■ **TASK PROMPT**
Without omitting anything, return the records precisely as given.
-- begin ROWS --
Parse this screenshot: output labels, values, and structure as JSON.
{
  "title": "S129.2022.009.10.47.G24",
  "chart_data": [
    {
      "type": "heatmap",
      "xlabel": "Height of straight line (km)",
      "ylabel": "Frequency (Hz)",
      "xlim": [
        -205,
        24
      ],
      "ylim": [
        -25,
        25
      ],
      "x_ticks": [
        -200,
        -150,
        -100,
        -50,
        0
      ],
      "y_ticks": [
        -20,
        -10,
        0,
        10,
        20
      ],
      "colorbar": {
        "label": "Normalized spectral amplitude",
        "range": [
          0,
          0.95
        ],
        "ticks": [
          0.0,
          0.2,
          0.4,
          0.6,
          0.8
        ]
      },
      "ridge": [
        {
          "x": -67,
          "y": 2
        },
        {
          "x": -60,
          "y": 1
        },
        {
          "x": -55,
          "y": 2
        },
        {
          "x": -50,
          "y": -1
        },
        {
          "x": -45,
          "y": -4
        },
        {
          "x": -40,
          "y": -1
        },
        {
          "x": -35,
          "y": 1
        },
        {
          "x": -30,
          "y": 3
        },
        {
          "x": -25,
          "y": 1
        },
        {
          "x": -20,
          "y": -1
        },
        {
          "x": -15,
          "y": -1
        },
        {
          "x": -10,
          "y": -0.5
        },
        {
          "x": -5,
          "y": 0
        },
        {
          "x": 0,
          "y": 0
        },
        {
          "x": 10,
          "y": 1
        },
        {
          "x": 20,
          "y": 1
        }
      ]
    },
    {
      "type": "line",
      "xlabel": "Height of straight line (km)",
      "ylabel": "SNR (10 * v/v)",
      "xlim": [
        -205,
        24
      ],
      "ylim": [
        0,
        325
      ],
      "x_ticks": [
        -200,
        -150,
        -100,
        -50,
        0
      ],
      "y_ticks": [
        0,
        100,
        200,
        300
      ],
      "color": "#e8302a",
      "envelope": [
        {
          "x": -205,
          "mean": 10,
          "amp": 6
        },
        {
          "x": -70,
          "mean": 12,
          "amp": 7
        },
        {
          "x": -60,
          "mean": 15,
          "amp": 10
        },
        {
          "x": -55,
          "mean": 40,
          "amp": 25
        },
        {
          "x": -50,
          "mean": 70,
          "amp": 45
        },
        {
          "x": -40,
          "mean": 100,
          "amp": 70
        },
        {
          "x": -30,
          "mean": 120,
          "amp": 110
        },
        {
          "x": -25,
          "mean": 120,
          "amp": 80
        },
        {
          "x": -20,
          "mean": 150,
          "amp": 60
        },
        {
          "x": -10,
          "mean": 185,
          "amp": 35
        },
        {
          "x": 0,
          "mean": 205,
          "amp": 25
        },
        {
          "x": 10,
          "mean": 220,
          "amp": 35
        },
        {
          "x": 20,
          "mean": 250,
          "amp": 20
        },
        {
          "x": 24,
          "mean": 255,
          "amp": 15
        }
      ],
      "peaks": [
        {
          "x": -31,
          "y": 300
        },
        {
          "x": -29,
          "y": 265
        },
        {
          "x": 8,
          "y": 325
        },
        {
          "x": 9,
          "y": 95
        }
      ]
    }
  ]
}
-- end ROWS --
■ **ANSWER TO THE TASK**
Parse this screenshot: output labels, values, and structure as JSON.
{
  "title": "S129.2022.009.10.47.G24",
  "chart_data": [
    {
      "type": "heatmap",
      "xlabel": "Height of straight line (km)",
      "ylabel": "Frequency (Hz)",
      "xlim": [
        -205,
        24
      ],
      "ylim": [
        -25,
        25
      ],
      "x_ticks": [
        -200,
        -150,
        -100,
        -50,
        0
      ],
      "y_ticks": [
        -20,
        -10,
        0,
        10,
        20
      ],
      "colorbar": {
        "label": "Normalized spectral amplitude",
        "range": [
          0,
          0.95
        ],
        "ticks": [
          0.0,
          0.2,
          0.4,
          0.6,
          0.8
        ]
      },
      "ridge": [
        {
          "x": -67,
          "y": 2
        },
        {
          "x": -60,
          "y": 1
        },
        {
          "x": -55,
          "y": 2
        },
        {
          "x": -50,
          "y": -1
        },
        {
          "x": -45,
          "y": -4
        },
        {
          "x": -40,
          "y": -1
        },
        {
          "x": -35,
          "y": 1
        },
        {
          "x": -30,
          "y": 3
        },
        {
          "x": -25,
          "y": 1
        },
        {
          "x": -20,
          "y": -1
        },
        {
          "x": -15,
          "y": -1
        },
        {
          "x": -10,
          "y": -0.5
        },
        {
          "x": -5,
          "y": 0
        },
        {
          "x": 0,
          "y": 0
        },
        {
          "x": 10,
          "y": 1
        },
        {
          "x": 20,
          "y": 1
        }
      ]
    },
    {
      "type": "line",
      "xlabel": "Height of straight line (km)",
      "ylabel": "SNR (10 * v/v)",
      "xlim": [
        -205,
        24
      ],
      "ylim": [
        0,
        325
      ],
      "x_ticks": [
        -200,
        -150,
        -100,
        -50,
        0
      ],
      "y_ticks": [
        0,
        100,
        200,
        300
      ],
      "color": "#e8302a",
      "envelope": [
        {
          "x": -205,
          "mean": 10,
          "amp": 6
        },
        {
          "x": -70,
          "mean": 12,
          "amp": 7
        },
        {
          "x": -60,
          "mean": 15,
          "amp": 10
        },
        {
          "x": -55,
          "mean": 40,
          "amp": 25
        },
        {
          "x": -50,
          "mean": 70,
          "amp": 45
        },
        {
          "x": -40,
          "mean": 100,
          "amp": 70
        },
        {
          "x": -30,
          "mean": 120,
          "amp": 110
        },
        {
          "x": -25,
          "mean": 120,
          "amp": 80
        },
        {
          "x": -20,
          "mean": 150,
          "amp": 60
        },
        {
          "x": -10,
          "mean": 185,
          "amp": 35
        },
        {
          "x": 0,
          "mean": 205,
          "amp": 25
        },
        {
          "x": 10,
          "mean": 220,
          "amp": 35
        },
        {
          "x": 20,
          "mean": 250,
          "amp": 20
        },
        {
          "x": 24,
          "mean": 255,
          "amp": 15
        }
      ],
      "peaks": [
        {
          "x": -31,
          "y": 300
        },
        {
          "x": -29,
          "y": 265
        },
        {
          "x": 8,
          "y": 325
        },
        {
          "x": 9,
          "y": 95
        }
      ]
    }
  ]
}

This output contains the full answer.